## Work to do:
Rewrite the records below so that every "table-row" reads "size-row", and leave everything else unchanged.

## Exercise data:

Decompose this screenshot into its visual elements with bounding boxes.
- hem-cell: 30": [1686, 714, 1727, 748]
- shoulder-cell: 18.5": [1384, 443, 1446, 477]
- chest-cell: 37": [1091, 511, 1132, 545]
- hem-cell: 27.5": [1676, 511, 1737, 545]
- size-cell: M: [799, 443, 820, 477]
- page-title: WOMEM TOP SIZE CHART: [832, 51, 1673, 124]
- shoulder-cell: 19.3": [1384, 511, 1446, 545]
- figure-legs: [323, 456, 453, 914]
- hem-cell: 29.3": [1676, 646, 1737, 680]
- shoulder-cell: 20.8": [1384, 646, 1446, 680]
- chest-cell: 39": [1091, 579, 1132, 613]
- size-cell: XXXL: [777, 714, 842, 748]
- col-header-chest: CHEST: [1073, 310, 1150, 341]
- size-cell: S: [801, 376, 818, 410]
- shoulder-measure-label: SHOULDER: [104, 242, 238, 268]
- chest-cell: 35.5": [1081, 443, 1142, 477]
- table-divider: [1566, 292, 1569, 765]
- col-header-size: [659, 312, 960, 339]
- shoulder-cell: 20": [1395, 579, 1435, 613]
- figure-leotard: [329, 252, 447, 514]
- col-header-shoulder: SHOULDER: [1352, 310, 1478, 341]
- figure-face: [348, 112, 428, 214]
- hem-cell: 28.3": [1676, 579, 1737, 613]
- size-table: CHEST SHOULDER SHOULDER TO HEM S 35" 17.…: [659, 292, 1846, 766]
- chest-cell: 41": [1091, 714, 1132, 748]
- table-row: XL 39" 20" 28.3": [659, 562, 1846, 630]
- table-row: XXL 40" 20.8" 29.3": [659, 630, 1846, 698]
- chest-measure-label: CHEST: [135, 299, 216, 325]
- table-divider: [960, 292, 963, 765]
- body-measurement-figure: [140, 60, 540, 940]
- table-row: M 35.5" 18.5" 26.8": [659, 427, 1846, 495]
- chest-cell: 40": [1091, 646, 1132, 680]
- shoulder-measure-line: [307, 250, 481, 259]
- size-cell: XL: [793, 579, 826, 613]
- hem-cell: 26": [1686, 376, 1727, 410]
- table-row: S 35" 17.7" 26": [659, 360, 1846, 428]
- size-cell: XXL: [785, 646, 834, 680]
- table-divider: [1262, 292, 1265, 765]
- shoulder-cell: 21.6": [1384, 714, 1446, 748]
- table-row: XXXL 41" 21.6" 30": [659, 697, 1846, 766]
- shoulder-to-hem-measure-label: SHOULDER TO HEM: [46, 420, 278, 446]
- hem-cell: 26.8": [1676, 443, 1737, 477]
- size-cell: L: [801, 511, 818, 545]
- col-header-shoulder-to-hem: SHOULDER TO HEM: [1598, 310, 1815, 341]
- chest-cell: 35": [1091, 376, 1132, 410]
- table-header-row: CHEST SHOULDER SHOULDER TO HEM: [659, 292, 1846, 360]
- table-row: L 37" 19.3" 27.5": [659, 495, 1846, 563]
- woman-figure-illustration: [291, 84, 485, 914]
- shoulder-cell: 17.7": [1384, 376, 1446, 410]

## Written response:
Decompose this screenshot into its visual elements with bounding boxes.
- hem-cell: 30": [1686, 714, 1727, 748]
- shoulder-cell: 18.5": [1384, 443, 1446, 477]
- chest-cell: 37": [1091, 511, 1132, 545]
- hem-cell: 27.5": [1676, 511, 1737, 545]
- size-cell: M: [799, 443, 820, 477]
- page-title: WOMEM TOP SIZE CHART: [832, 51, 1673, 124]
- shoulder-cell: 19.3": [1384, 511, 1446, 545]
- figure-legs: [323, 456, 453, 914]
- hem-cell: 29.3": [1676, 646, 1737, 680]
- shoulder-cell: 20.8": [1384, 646, 1446, 680]
- chest-cell: 39": [1091, 579, 1132, 613]
- size-cell: XXXL: [777, 714, 842, 748]
- col-header-chest: CHEST: [1073, 310, 1150, 341]
- size-cell: S: [801, 376, 818, 410]
- shoulder-measure-label: SHOULDER: [104, 242, 238, 268]
- chest-cell: 35.5": [1081, 443, 1142, 477]
- table-divider: [1566, 292, 1569, 765]
- col-header-size: [659, 312, 960, 339]
- shoulder-cell: 20": [1395, 579, 1435, 613]
- figure-leotard: [329, 252, 447, 514]
- col-header-shoulder: SHOULDER: [1352, 310, 1478, 341]
- figure-face: [348, 112, 428, 214]
- hem-cell: 28.3": [1676, 579, 1737, 613]
- size-table: CHEST SHOULDER SHOULDER TO HEM S 35" 17.…: [659, 292, 1846, 766]
- chest-cell: 41": [1091, 714, 1132, 748]
- size-row: XL 39" 20" 28.3": [659, 562, 1846, 630]
- size-row: XXL 40" 20.8" 29.3": [659, 630, 1846, 698]
- chest-measure-label: CHEST: [135, 299, 216, 325]
- table-divider: [960, 292, 963, 765]
- body-measurement-figure: [140, 60, 540, 940]
- size-row: M 35.5" 18.5" 26.8": [659, 427, 1846, 495]
- chest-cell: 40": [1091, 646, 1132, 680]
- shoulder-measure-line: [307, 250, 481, 259]
- size-cell: XL: [793, 579, 826, 613]
- hem-cell: 26": [1686, 376, 1727, 410]
- size-row: S 35" 17.7" 26": [659, 360, 1846, 428]
- size-cell: XXL: [785, 646, 834, 680]
- table-divider: [1262, 292, 1265, 765]
- shoulder-cell: 21.6": [1384, 714, 1446, 748]
- size-row: XXXL 41" 21.6" 30": [659, 697, 1846, 766]
- shoulder-to-hem-measure-label: SHOULDER TO HEM: [46, 420, 278, 446]
- hem-cell: 26.8": [1676, 443, 1737, 477]
- size-cell: L: [801, 511, 818, 545]
- col-header-shoulder-to-hem: SHOULDER TO HEM: [1598, 310, 1815, 341]
- chest-cell: 35": [1091, 376, 1132, 410]
- table-header-row: CHEST SHOULDER SHOULDER TO HEM: [659, 292, 1846, 360]
- size-row: L 37" 19.3" 27.5": [659, 495, 1846, 563]
- woman-figure-illustration: [291, 84, 485, 914]
- shoulder-cell: 17.7": [1384, 376, 1446, 410]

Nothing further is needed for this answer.